* **Information shown**:
________________________

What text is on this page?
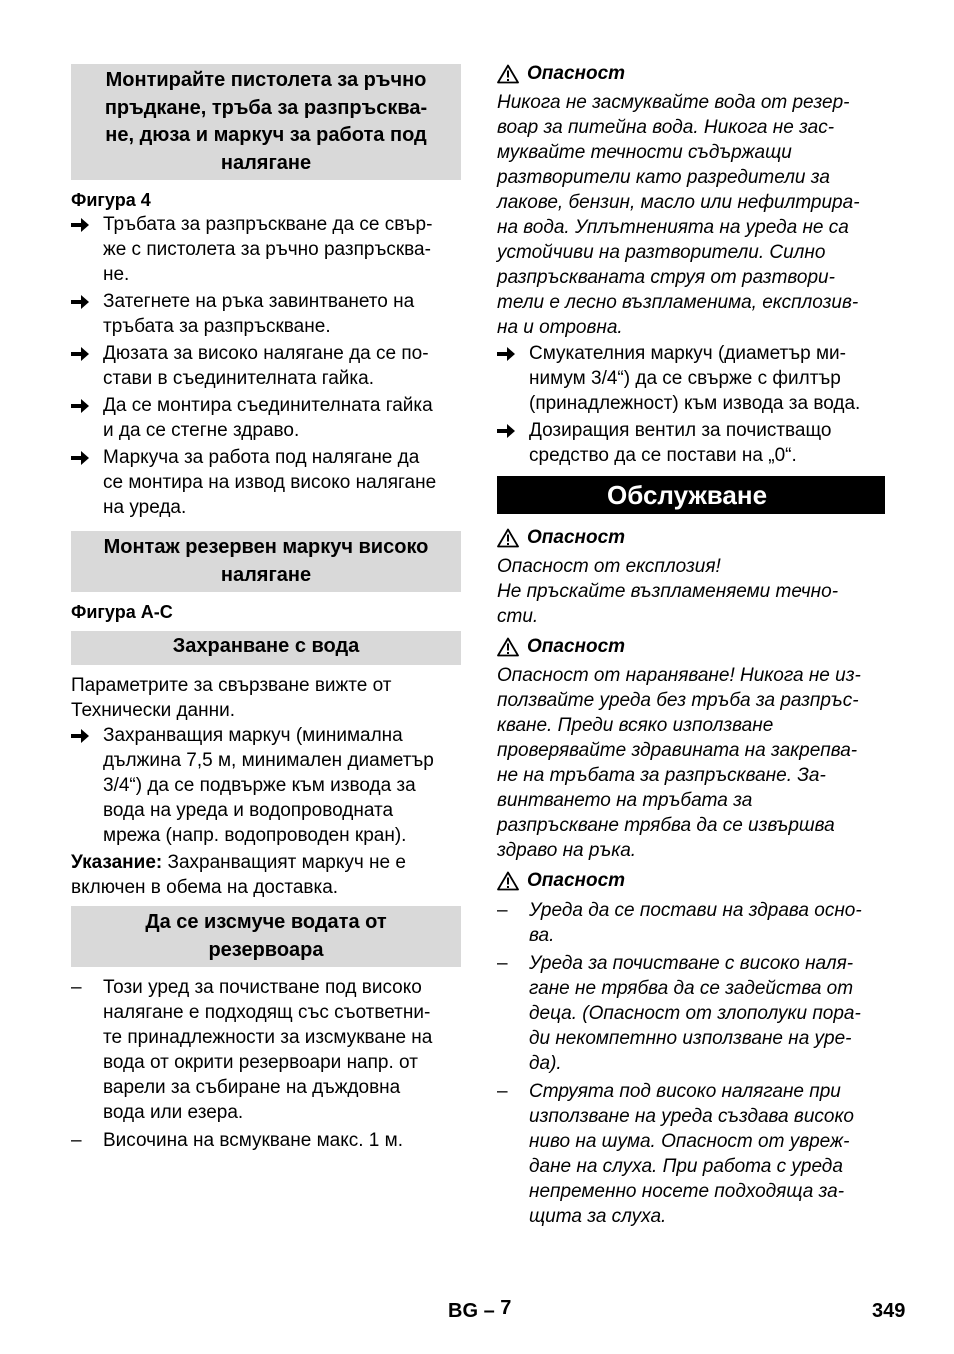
Монтирайте пистолета за ръчно
пръдкане, тръба за разпръсква-
не, дюза и маркуч за работа под
налягане
Фигура 4
Тръбата за разпръскване да се свър-
же с пистолета за ръчно разпръсква-
не.
Затегнете на ръка завинтването на
тръбата за разпръскване.
Дюзата за високо налягане да се по-
стави в съединителната гайка.
Да се монтира съединителната гайка
и да се стегне здраво.
Маркуча за работа под налягане да
се монтира на извод високо налягане
на уреда.
Монтаж резервен маркуч високо
налягане
Фигура A-C
Захранване с вода
Параметрите за свързване вижте от
Технически данни.
Захранващия маркуч (минимална
дължина 7,5 м, минимален диаметър
3/4“) да се подвърже към извода за
вода на уреда и водопроводната
мрежа (напр. водопроводен кран).
Указание: Захранващият маркуч не е
включен в обема на доставка.
Да се изсмуче водата от
резервоара
– Този уред за почистване под високо
налягане е подходящ със съответни-
те принадлежности за изсмукване на
вода от окрити резервоари напр. от
варели за събиране на дъждовна
вода или езера.
– Височина на всмукване макс. 1 м.
Опасност
Никога не засмуквайте вода от резер-
воар за питейна вода. Никога не зас-
муквайте течности съдържащи
разтворители като разредители за
лакове, бензин, масло или нефилтрира-
на вода. Уплътненията на уреда не са
устойчиви на разтворители. Силно
разпръскваната струя от разтвори-
тели е лесно възпламенима, експлозив-
на и отровна.
Смукателния маркуч (диаметър ми-
нимум 3/4“) да се свърже с филтър
(принадлежност) към извода за вода.
Дозиращия вентил за почистващо
средство да се постави на „0“.
Обслужване
Опасност
Опасност от експлозия!
Не пръскайте възпламеняеми течно-
сти.
Опасност
Опасност от нараняване! Никога не из-
ползвайте уреда без тръба за разпръс-
кване. Преди всяко използване
проверявайте здравината на закрепва-
не на тръбата за разпръскване. За-
винтването на тръбата за
разпръскване трябва да се извършва
здраво на ръка.
Опасност
– Уреда да се постави на здрава осно-
ва.
– Уреда за почистване с високо наля-
гане не трябва да се задейства от
деца. (Опасност от злополуки пора-
ди некомпетнно използване на уре-
да).
– Струята под високо налягане при
използване на уреда създава високо
ниво на шума. Опасност от увреж-
дане на слуха. При работа с уреда
непременно носете подходяща за-
щита за слуха.
BG – 7	349
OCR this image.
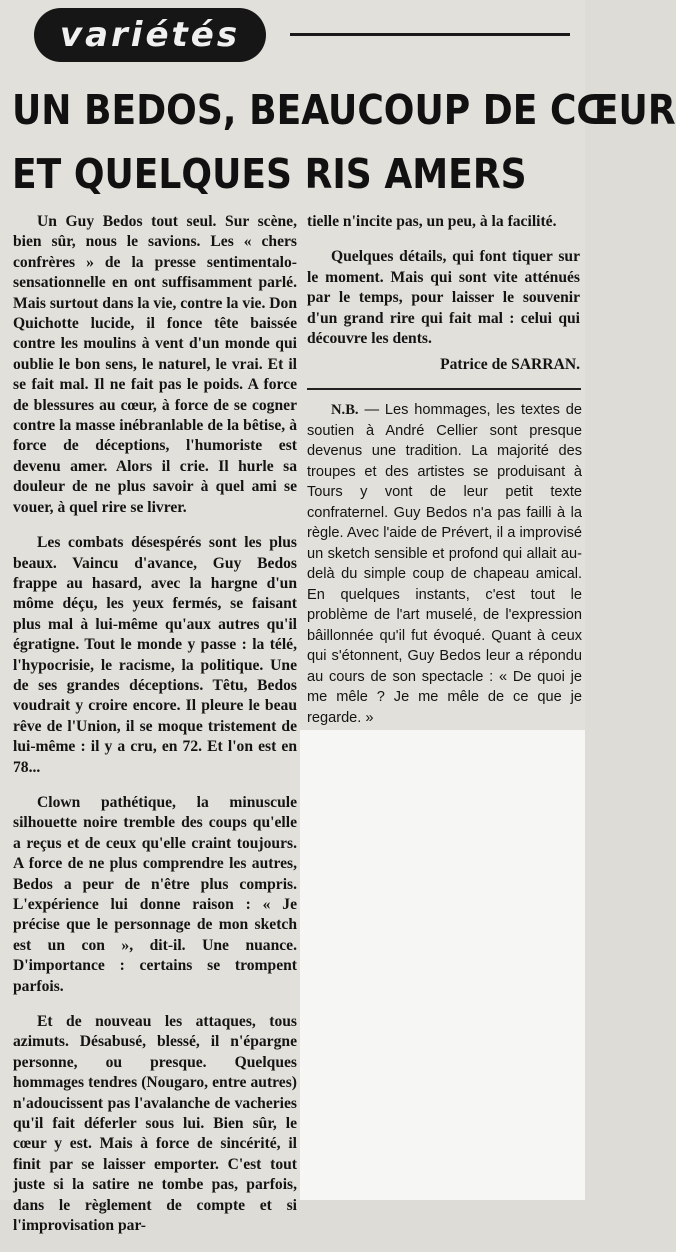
variétés
UN BEDOS, BEAUCOUP DE CŒUR
ET QUELQUES RIS AMERS

Un Guy Bedos tout seul. Sur scène, bien sûr, nous le savions. Les « chers confrères » de la presse sentimentalo-sensationnelle en ont suffisamment parlé. Mais surtout dans la vie, contre la vie. Don Quichotte lucide, il fonce tête baissée contre les moulins à vent d'un monde qui oublie le bon sens, le naturel, le vrai. Et il se fait mal. Il ne fait pas le poids. A force de blessures au cœur, à force de se cogner contre la masse inébranlable de la bêtise, à force de déceptions, l'humoriste est devenu amer. Alors il crie. Il hurle sa douleur de ne plus savoir à quel ami se vouer, à quel rire se livrer.

Les combats désespérés sont les plus beaux. Vaincu d'avance, Guy Bedos frappe au hasard, avec la hargne d'un môme déçu, les yeux fermés, se faisant plus mal à lui-même qu'aux autres qu'il égratigne. Tout le monde y passe : la télé, l'hypocrisie, le racisme, la politique. Une de ses grandes déceptions. Têtu, Bedos voudrait y croire encore. Il pleure le beau rêve de l'Union, il se moque tristement de lui-même : il y a cru, en 72. Et l'on est en 78...

Clown pathétique, la minuscule silhouette noire tremble des coups qu'elle a reçus et de ceux qu'elle craint toujours. A force de ne plus comprendre les autres, Bedos a peur de n'être plus compris. L'expérience lui donne raison : « Je précise que le personnage de mon sketch est un con », dit-il. Une nuance. D'importance : certains se trompent parfois.

Et de nouveau les attaques, tous azimuts. Désabusé, blessé, il n'épargne personne, ou presque. Quelques hommages tendres (Nougaro, entre autres) n'adoucissent pas l'avalanche de vacheries qu'il fait déferler sous lui. Bien sûr, le cœur y est. Mais à force de sincérité, il finit par se laisser emporter. C'est tout juste si la satire ne tombe pas, parfois, dans le règlement de compte et si l'improvisation par-

tielle n'incite pas, un peu, à la facilité.

Quelques détails, qui font tiquer sur le moment. Mais qui sont vite atténués par le temps, pour laisser le souvenir d'un grand rire qui fait mal : celui qui découvre les dents.

Patrice de SARRAN.

N.B. — Les hommages, les textes de soutien à André Cellier sont presque devenus une tradition. La majorité des troupes et des artistes se produisant à Tours y vont de leur petit texte confraternel. Guy Bedos n'a pas failli à la règle. Avec l'aide de Prévert, il a improvisé un sketch sensible et profond qui allait au-delà du simple coup de chapeau amical. En quelques instants, c'est tout le problème de l'art muselé, de l'expression bâillonnée qu'il fut évoqué. Quant à ceux qui s'étonnent, Guy Bedos leur a répondu au cours de son spectacle : « De quoi je me mêle ? Je me mêle de ce que je regarde. »
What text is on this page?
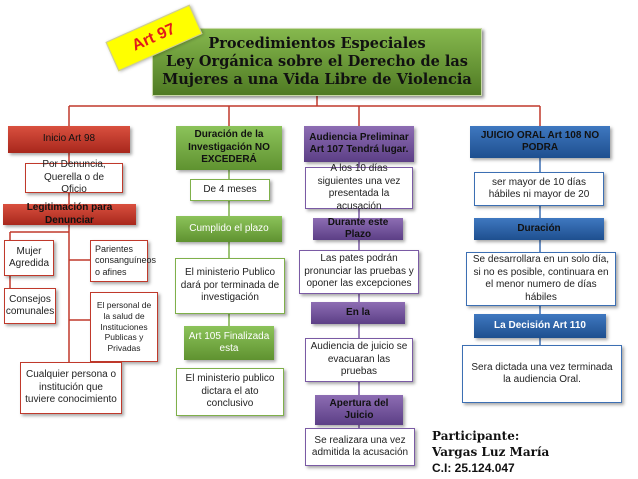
Procedimientos Especiales
Ley Orgánica sobre el Derecho de las
Mujeres a una Vida Libre de Violencia
Art 97
Inicio Art 98
Por Denuncia, Querella o de Oficio
Legitimación para Denunciar
Mujer Agredida
Parientes consanguíneos o afines
Consejos comunales
El personal de la salud de Instituciones Publicas y Privadas
Cualquier persona o institución que tuviere conocimiento
Duración de la Investigación NO EXCEDERÁ
De 4 meses
Cumplido el plazo
El ministerio Publico dará por terminada de investigación
Art 105 Finalizada esta
El ministerio publico dictara el ato conclusivo
Audiencia Preliminar Art 107 Tendrá lugar.
A los 10 días siguientes una vez presentada la acusación
Durante este Plazo
Las pates podrán pronunciar las pruebas y oponer las excepciones
En la
Audiencia de juicio se evacuaran las pruebas
Apertura del Juicio
Se realizara una vez admitida la acusación
JUICIO ORAL Art 108 NO PODRA
ser mayor de 10 días hábiles ni mayor de 20
Duración
Se desarrollara en un solo día, si no es posible, continuara en el menor numero de días hábiles
La Decisión Art 110
Sera dictada una vez terminada la audiencia Oral.
Participante:
Vargas Luz María
C.I: 25.124.047
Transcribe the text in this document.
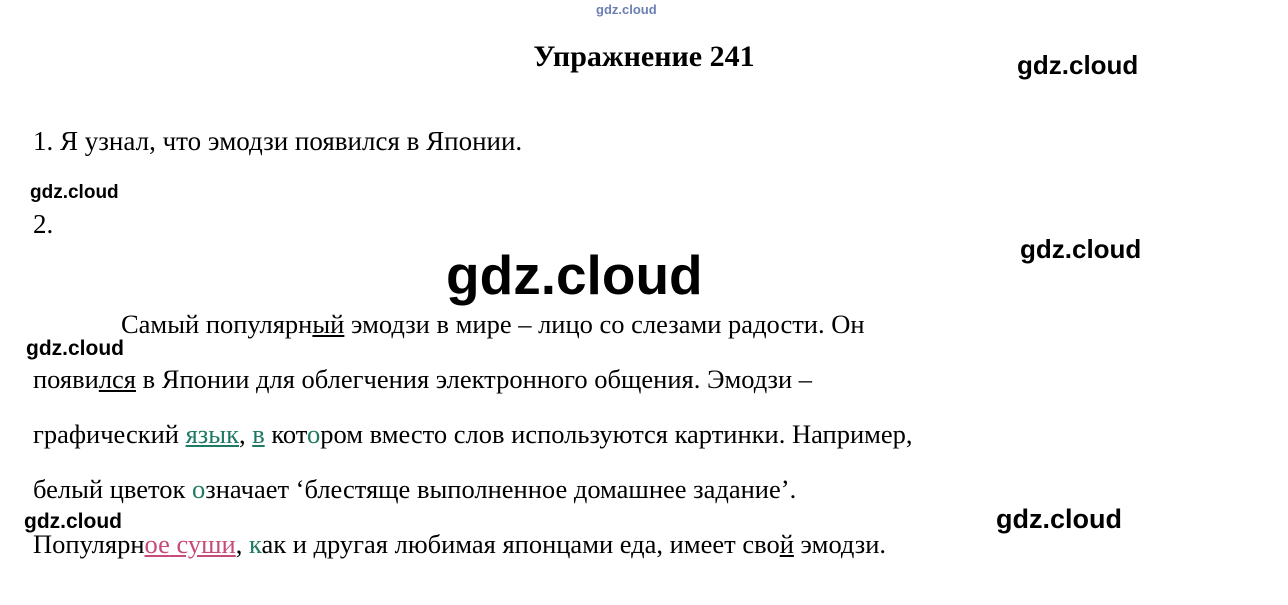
gdz.cloud
Упражнение 241	gdz.cloud
1. Я узнал, что эмодзи появился в Японии.
gdz.cloud
2.
gdz.cloud
gdz.cloud
Самый популярный эмодзи в мире – лицо со слезами радости. Он
появился в Японии для облегчения электронного общения. Эмодзи –
графический язык, в котором вместо слов используются картинки. Например,
белый цветок означает ‘блестяще выполненное домашнее задание’.
Популярное суши, как и другая любимая японцами еда, имеет свой эмодзи.
gdz.cloud
gdz.cloud	gdz.cloud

________________________

* **Problem details**: Without the pictures, transcribe the listing above exactly.

* **Written solution**:
What text is on this page?
Монтирайте пистолета за ръчно
пръдкане, тръба за разпръсква-
не, дюза и маркуч за работа под
налягане
Фигура 4
Тръбата за разпръскване да се свър-
же с пистолета за ръчно разпръсква-
не.
Затегнете на ръка завинтването на
тръбата за разпръскване.
Дюзата за високо налягане да се по-
стави в съединителната гайка.
Да се монтира съединителната гайка
и да се стегне здраво.
Маркуча за работа под налягане да
се монтира на извод високо налягане
на уреда.
Монтаж резервен маркуч високо
налягане
Фигура A-C
Захранване с вода
Параметрите за свързване вижте от
Технически данни.
Захранващия маркуч (минимална
дължина 7,5 м, минимален диаметър
3/4“) да се подвърже към извода за
вода на уреда и водопроводната
мрежа (напр. водопроводен кран).
Указание: Захранващият маркуч не е
включен в обема на доставка.
Да се изсмуче водата от
резервоара
– Този уред за почистване под високо
налягане е подходящ със съответни-
те принадлежности за изсмукване на
вода от окрити резервоари напр. от
варели за събиране на дъждовна
вода или езера.
– Височина на всмукване макс. 1 м.
Опасност
Никога не засмуквайте вода от резер-
воар за питейна вода. Никога не зас-
муквайте течности съдържащи
разтворители като разредители за
лакове, бензин, масло или нефилтрира-
на вода. Уплътненията на уреда не са
устойчиви на разтворители. Силно
разпръскваната струя от разтвори-
тели е лесно възпламенима, експлозив-
на и отровна.
Смукателния маркуч (диаметър ми-
нимум 3/4“) да се свърже с филтър
(принадлежност) към извода за вода.
Дозиращия вентил за почистващо
средство да се постави на „0“.
Обслужване
Опасност
Опасност от експлозия!
Не пръскайте възпламеняеми течно-
сти.
Опасност
Опасност от нараняване! Никога не из-
ползвайте уреда без тръба за разпръс-
кване. Преди всяко използване
проверявайте здравината на закрепва-
не на тръбата за разпръскване. За-
винтването на тръбата за
разпръскване трябва да се извършва
здраво на ръка.
Опасност
– Уреда да се постави на здрава осно-
ва.
– Уреда за почистване с високо наля-
гане не трябва да се задейства от
деца. (Опасност от злополуки пора-
ди некомпетнно използване на уре-
да).
– Струята под високо налягане при
използване на уреда създава високо
ниво на шума. Опасност от увреж-
дане на слуха. При работа с уреда
непременно носете подходяща за-
щита за слуха.
BG – 7	349
OCR this image.
variétés
UN BEDOS, BEAUCOUP DE CŒUR
ET QUELQUES RIS AMERS

Un Guy Bedos tout seul. Sur scène, bien sûr, nous le savions. Les « chers confrères » de la presse sentimentalo-sensationnelle en ont suffisamment parlé. Mais surtout dans la vie, contre la vie. Don Quichotte lucide, il fonce tête baissée contre les moulins à vent d'un monde qui oublie le bon sens, le naturel, le vrai. Et il se fait mal. Il ne fait pas le poids. A force de blessures au cœur, à force de se cogner contre la masse inébranlable de la bêtise, à force de déceptions, l'humoriste est devenu amer. Alors il crie. Il hurle sa douleur de ne plus savoir à quel ami se vouer, à quel rire se livrer.

Les combats désespérés sont les plus beaux. Vaincu d'avance, Guy Bedos frappe au hasard, avec la hargne d'un môme déçu, les yeux fermés, se faisant plus mal à lui-même qu'aux autres qu'il égratigne. Tout le monde y passe : la télé, l'hypocrisie, le racisme, la politique. Une de ses grandes déceptions. Têtu, Bedos voudrait y croire encore. Il pleure le beau rêve de l'Union, il se moque tristement de lui-même : il y a cru, en 72. Et l'on est en 78...

Clown pathétique, la minuscule silhouette noire tremble des coups qu'elle a reçus et de ceux qu'elle craint toujours. A force de ne plus comprendre les autres, Bedos a peur de n'être plus compris. L'expérience lui donne raison : « Je précise que le personnage de mon sketch est un con », dit-il. Une nuance. D'importance : certains se trompent parfois.

Et de nouveau les attaques, tous azimuts. Désabusé, blessé, il n'épargne personne, ou presque. Quelques hommages tendres (Nougaro, entre autres) n'adoucissent pas l'avalanche de vacheries qu'il fait déferler sous lui. Bien sûr, le cœur y est. Mais à force de sincérité, il finit par se laisser emporter. C'est tout juste si la satire ne tombe pas, parfois, dans le règlement de compte et si l'improvisation par-

tielle n'incite pas, un peu, à la facilité.

Quelques détails, qui font tiquer sur le moment. Mais qui sont vite atténués par le temps, pour laisser le souvenir d'un grand rire qui fait mal : celui qui découvre les dents.

Patrice de SARRAN.

N.B. — Les hommages, les textes de soutien à André Cellier sont presque devenus une tradition. La majorité des troupes et des artistes se produisant à Tours y vont de leur petit texte confraternel. Guy Bedos n'a pas failli à la règle. Avec l'aide de Prévert, il a improvisé un sketch sensible et profond qui allait au-delà du simple coup de chapeau amical. En quelques instants, c'est tout le problème de l'art muselé, de l'expression bâillonnée qu'il fut évoqué. Quant à ceux qui s'étonnent, Guy Bedos leur a répondu au cours de son spectacle : « De quoi je me mêle ? Je me mêle de ce que je regarde. »
What text is on this page?
Procedimientos Especiales
Ley Orgánica sobre el Derecho de las
Mujeres a una Vida Libre de Violencia
Art 97
Inicio Art 98
Por Denuncia, Querella o de Oficio
Legitimación para Denunciar
Mujer Agredida
Parientes consanguíneos o afines
Consejos comunales
El personal de la salud de Instituciones Publicas y Privadas
Cualquier persona o institución que tuviere conocimiento
Duración de la Investigación NO EXCEDERÁ
De 4 meses
Cumplido el plazo
El ministerio Publico dará por terminada de investigación
Art 105 Finalizada esta
El ministerio publico dictara el ato conclusivo
Audiencia Preliminar Art 107 Tendrá lugar.
A los 10 días siguientes una vez presentada la acusación
Durante este Plazo
Las pates podrán pronunciar las pruebas y oponer las excepciones
En la
Audiencia de juicio se evacuaran las pruebas
Apertura del Juicio
Se realizara una vez admitida la acusación
JUICIO ORAL Art 108 NO PODRA
ser mayor de 10 días hábiles ni mayor de 20
Duración
Se desarrollara en un solo día, si no es posible, continuara en el menor numero de días hábiles
La Decisión Art 110
Sera dictada una vez terminada la audiencia Oral.
Participante:
Vargas Luz María
C.I: 25.124.047
Transcribe the text in this document.
gdz.cloud
Упражнение 241	gdz.cloud
1. Я узнал, что эмодзи появился в Японии.
gdz.cloud
2.
gdz.cloud
gdz.cloud
Самый популярный эмодзи в мире – лицо со слезами радости. Он
появился в Японии для облегчения электронного общения. Эмодзи –
графический язык, в котором вместо слов используются картинки. Например,
белый цветок означает ‘блестяще выполненное домашнее задание’.
Популярное суши, как и другая любимая японцами еда, имеет свой эмодзи.
gdz.cloud
gdz.cloud	gdz.cloud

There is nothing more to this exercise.